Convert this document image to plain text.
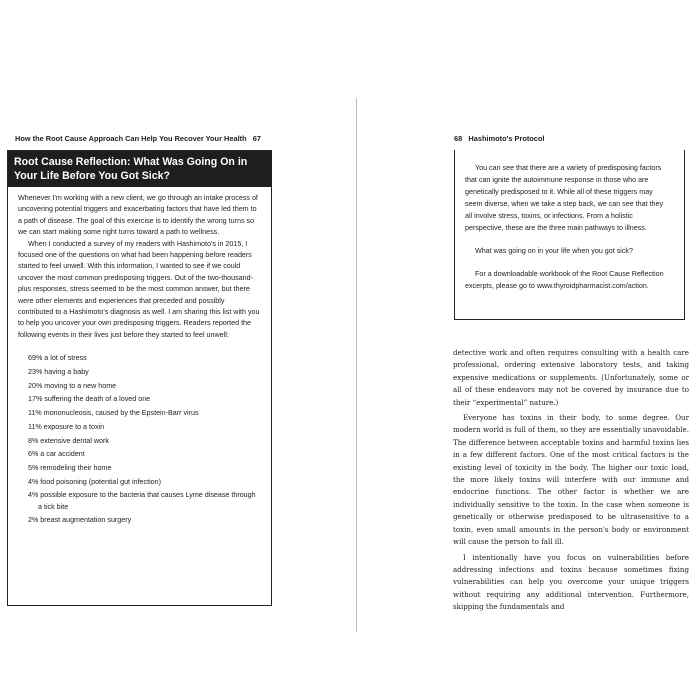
How the Root Cause Approach Can Help You Recover Your Health 67
Root Cause Reflection: What Was Going On in Your Life Before You Got Sick?

Whenever I'm working with a new client, we go through an intake process of uncovering potential triggers and exacerbating factors that have led them to a path of disease. The goal of this exercise is to identify the wrong turns so we can start making some right turns toward a path to wellness.

When I conducted a survey of my readers with Hashimoto's in 2015, I focused one of the questions on what had been happening before readers started to feel unwell. With this information, I wanted to see if we could uncover the most common predisposing triggers. Out of the two-thousand-plus responses, stress seemed to be the most common answer, but there were other elements and experiences that preceded and possibly contributed to a Hashimoto's diagnosis as well. I am sharing this list with you to help you uncover your own predisposing triggers. Readers reported the following events in their lives just before they started to feel unwell:

69% a lot of stress
23% having a baby
20% moving to a new home
17% suffering the death of a loved one
11% mononucleosis, caused by the Epstein-Barr virus
11% exposure to a toxin
8% extensive dental work
6% a car accident
5% remodeling their home
4% food poisoning (potential gut infection)
4% possible exposure to the bacteria that causes Lyme disease through a tick bite
2% breast augmentation surgery
68 Hashimoto's Protocol

You can see that there are a variety of predisposing factors that can ignite the autoimmune response in those who are genetically predisposed to it. While all of these triggers may seem diverse, when we take a step back, we can see that they all involve stress, toxins, or infections. From a holistic perspective, these are the three main pathways to illness.

What was going on in your life when you got sick?

For a downloadable workbook of the Root Cause Reflection excerpts, please go to www.thyroidpharmacist.com/action.

detective work and often requires consulting with a health care professional, ordering extensive laboratory tests, and taking expensive medications or supplements. (Unfortunately, some or all of these endeavors may not be covered by insurance due to their “experimental” nature.)

Everyone has toxins in their body, to some degree. Our modern world is full of them, so they are essentially unavoidable. The difference between acceptable toxins and harmful toxins lies in a few different factors. One of the most critical factors is the existing level of toxicity in the body. The higher our toxic load, the more likely toxins will interfere with our immune and endocrine functions. The other factor is whether we are individually sensitive to the toxin. In the case when someone is genetically or otherwise predisposed to be ultrasensitive to a toxin, even small amounts in the person's body or environment will cause the person to fall ill.

I intentionally have you focus on vulnerabilities before addressing infections and toxins because sometimes fixing vulnerabilities can help you overcome your unique triggers without requiring any additional intervention. Furthermore, skipping the fundamentals and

=======

● Activity
Repeat the material above word for word, please, apart from its images.

● Exercise response
Convert this document image to plain text.
How the Root Cause Approach Can Help You Recover Your Health 67
Root Cause Reflection: What Was Going On in Your Life Before You Got Sick?

Whenever I'm working with a new client, we go through an intake process of uncovering potential triggers and exacerbating factors that have led them to a path of disease. The goal of this exercise is to identify the wrong turns so we can start making some right turns toward a path to wellness.

When I conducted a survey of my readers with Hashimoto's in 2015, I focused one of the questions on what had been happening before readers started to feel unwell. With this information, I wanted to see if we could uncover the most common predisposing triggers. Out of the two-thousand-plus responses, stress seemed to be the most common answer, but there were other elements and experiences that preceded and possibly contributed to a Hashimoto's diagnosis as well. I am sharing this list with you to help you uncover your own predisposing triggers. Readers reported the following events in their lives just before they started to feel unwell:

69% a lot of stress
23% having a baby
20% moving to a new home
17% suffering the death of a loved one
11% mononucleosis, caused by the Epstein-Barr virus
11% exposure to a toxin
8% extensive dental work
6% a car accident
5% remodeling their home
4% food poisoning (potential gut infection)
4% possible exposure to the bacteria that causes Lyme disease through a tick bite
2% breast augmentation surgery
68 Hashimoto's Protocol

You can see that there are a variety of predisposing factors that can ignite the autoimmune response in those who are genetically predisposed to it. While all of these triggers may seem diverse, when we take a step back, we can see that they all involve stress, toxins, or infections. From a holistic perspective, these are the three main pathways to illness.

What was going on in your life when you got sick?

For a downloadable workbook of the Root Cause Reflection excerpts, please go to www.thyroidpharmacist.com/action.

detective work and often requires consulting with a health care professional, ordering extensive laboratory tests, and taking expensive medications or supplements. (Unfortunately, some or all of these endeavors may not be covered by insurance due to their “experimental” nature.)

Everyone has toxins in their body, to some degree. Our modern world is full of them, so they are essentially unavoidable. The difference between acceptable toxins and harmful toxins lies in a few different factors. One of the most critical factors is the existing level of toxicity in the body. The higher our toxic load, the more likely toxins will interfere with our immune and endocrine functions. The other factor is whether we are individually sensitive to the toxin. In the case when someone is genetically or otherwise predisposed to be ultrasensitive to a toxin, even small amounts in the person's body or environment will cause the person to fall ill.

I intentionally have you focus on vulnerabilities before addressing infections and toxins because sometimes fixing vulnerabilities can help you overcome your unique triggers without requiring any additional intervention. Furthermore, skipping the fundamentals and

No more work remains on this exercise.